*Instruction*
All entries below need to be written out exactly, but without their pictures.
======== Data supplied
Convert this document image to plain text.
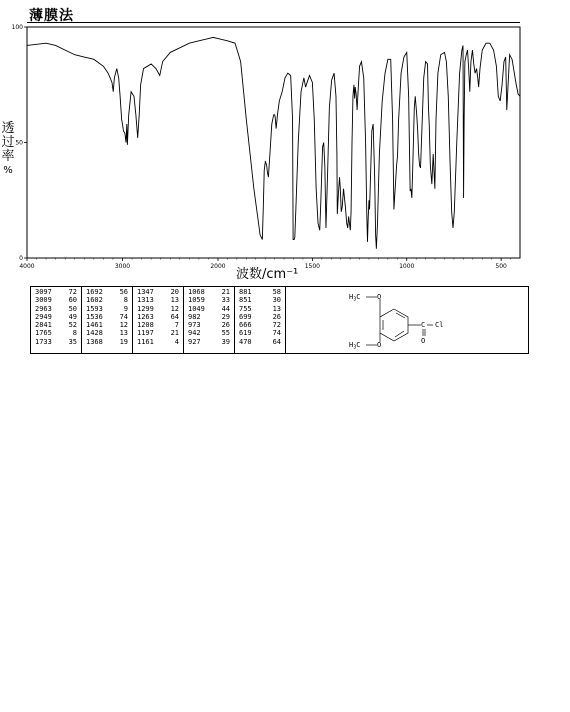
薄膜法
透
过
率
%
波数/cm⁻¹
4000	3000	2000	1500	1000	500
0
50
100
3097 72
3009 60
2963 50
2949 49
2841 52
1765	8
1733 35

1692 56
1602	8
1593	9
1536 74
1461 12
1428 13
1368 19

1347 20
1313 13
1299 12
1263 64
1208	7
1197 21
1161	4

1068 21
1059 33
1049 44
982	29
973	26
942	55
927	39

881	58
851	30
755	13
699	26
666	72
619	74
470	64

$H_3C$ O
$H_3C$ O
C Cl
O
================
*Answer to this problem*
Convert this document image to plain text.
薄膜法
透
过
率
%
波数/cm⁻¹
4000	3000	2000	1500	1000	500
0
50
100
3097 72
3009 60
2963 50
2949 49
2841 52
1765	8
1733 35

1692 56
1602	8
1593	9
1536 74
1461 12
1428 13
1368 19

1347 20
1313 13
1299 12
1263 64
1208	7
1197 21
1161	4

1068 21
1059 33
1049 44
982	29
973	26
942	55
927	39

881	58
851	30
755	13
699	26
666	72
619	74
470	64

$H_3C$ O
$H_3C$ O
C Cl
O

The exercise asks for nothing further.